## Aim of the task
Among the lines below, how many carry the string "Смещение"? Reply with a number and nothing else.

Begin Extracted entries

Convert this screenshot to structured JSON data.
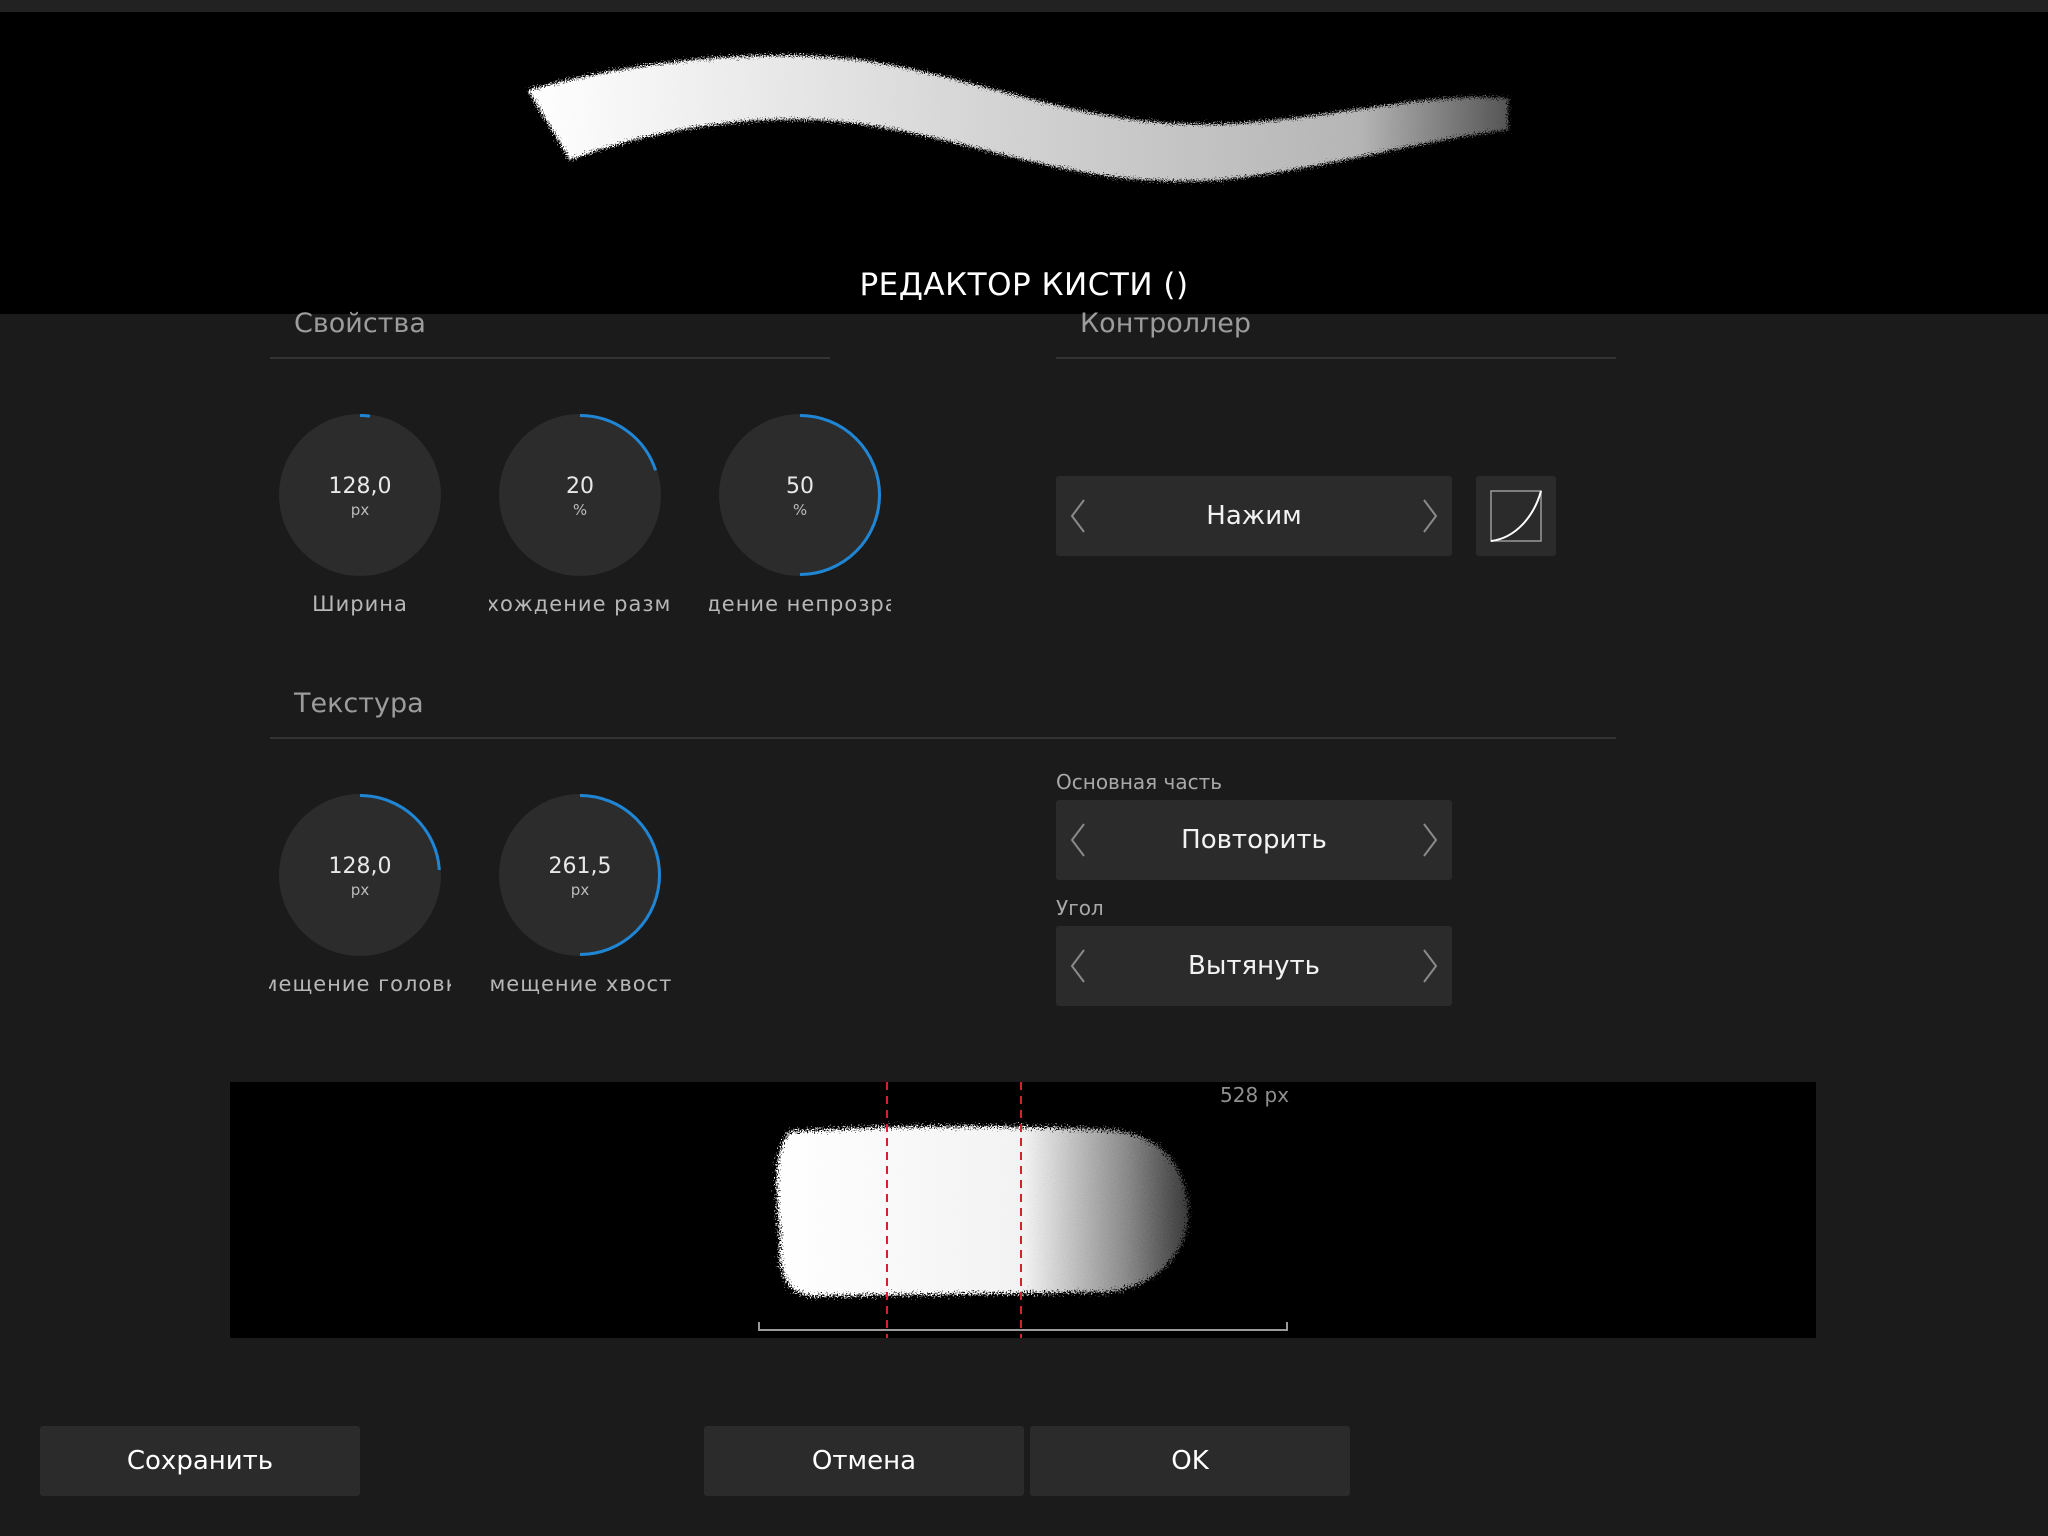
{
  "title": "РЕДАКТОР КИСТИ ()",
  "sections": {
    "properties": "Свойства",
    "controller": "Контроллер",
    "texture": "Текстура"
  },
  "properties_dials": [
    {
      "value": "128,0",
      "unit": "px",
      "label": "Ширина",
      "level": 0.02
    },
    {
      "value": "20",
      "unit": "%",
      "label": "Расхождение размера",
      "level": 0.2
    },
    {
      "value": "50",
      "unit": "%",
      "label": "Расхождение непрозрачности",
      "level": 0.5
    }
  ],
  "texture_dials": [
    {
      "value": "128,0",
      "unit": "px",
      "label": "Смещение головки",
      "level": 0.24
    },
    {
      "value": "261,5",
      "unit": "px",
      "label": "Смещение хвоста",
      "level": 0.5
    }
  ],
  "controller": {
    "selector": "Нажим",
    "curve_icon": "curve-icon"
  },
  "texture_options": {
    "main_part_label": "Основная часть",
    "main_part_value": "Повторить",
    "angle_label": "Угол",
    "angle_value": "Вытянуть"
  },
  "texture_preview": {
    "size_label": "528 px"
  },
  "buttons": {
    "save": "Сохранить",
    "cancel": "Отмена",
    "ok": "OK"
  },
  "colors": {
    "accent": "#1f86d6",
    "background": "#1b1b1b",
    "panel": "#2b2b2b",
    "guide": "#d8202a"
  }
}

End Extracted entries
Begin Extracted entries

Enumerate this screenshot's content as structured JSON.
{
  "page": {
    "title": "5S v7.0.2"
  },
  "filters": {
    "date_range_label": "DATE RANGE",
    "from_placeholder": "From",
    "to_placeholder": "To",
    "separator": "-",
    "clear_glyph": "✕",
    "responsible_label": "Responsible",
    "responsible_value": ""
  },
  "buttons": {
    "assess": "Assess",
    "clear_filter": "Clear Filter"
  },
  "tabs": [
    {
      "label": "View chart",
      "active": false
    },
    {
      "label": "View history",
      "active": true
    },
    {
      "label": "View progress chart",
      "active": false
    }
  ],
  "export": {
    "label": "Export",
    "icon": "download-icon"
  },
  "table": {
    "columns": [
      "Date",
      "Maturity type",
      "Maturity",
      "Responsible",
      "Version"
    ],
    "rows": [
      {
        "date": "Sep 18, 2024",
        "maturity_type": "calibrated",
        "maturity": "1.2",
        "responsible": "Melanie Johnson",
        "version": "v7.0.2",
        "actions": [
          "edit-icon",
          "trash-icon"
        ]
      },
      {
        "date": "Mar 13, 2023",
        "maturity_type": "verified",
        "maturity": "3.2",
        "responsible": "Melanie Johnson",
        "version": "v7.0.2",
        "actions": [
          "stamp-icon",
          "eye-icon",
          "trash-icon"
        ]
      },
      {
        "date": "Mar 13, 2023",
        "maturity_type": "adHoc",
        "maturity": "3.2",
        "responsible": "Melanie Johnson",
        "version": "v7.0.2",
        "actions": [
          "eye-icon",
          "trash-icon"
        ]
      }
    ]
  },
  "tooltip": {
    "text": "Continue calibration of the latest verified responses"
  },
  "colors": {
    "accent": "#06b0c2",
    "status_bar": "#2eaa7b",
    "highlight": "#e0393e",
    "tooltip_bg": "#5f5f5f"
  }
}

End Extracted entries

## Solution for this exercise
2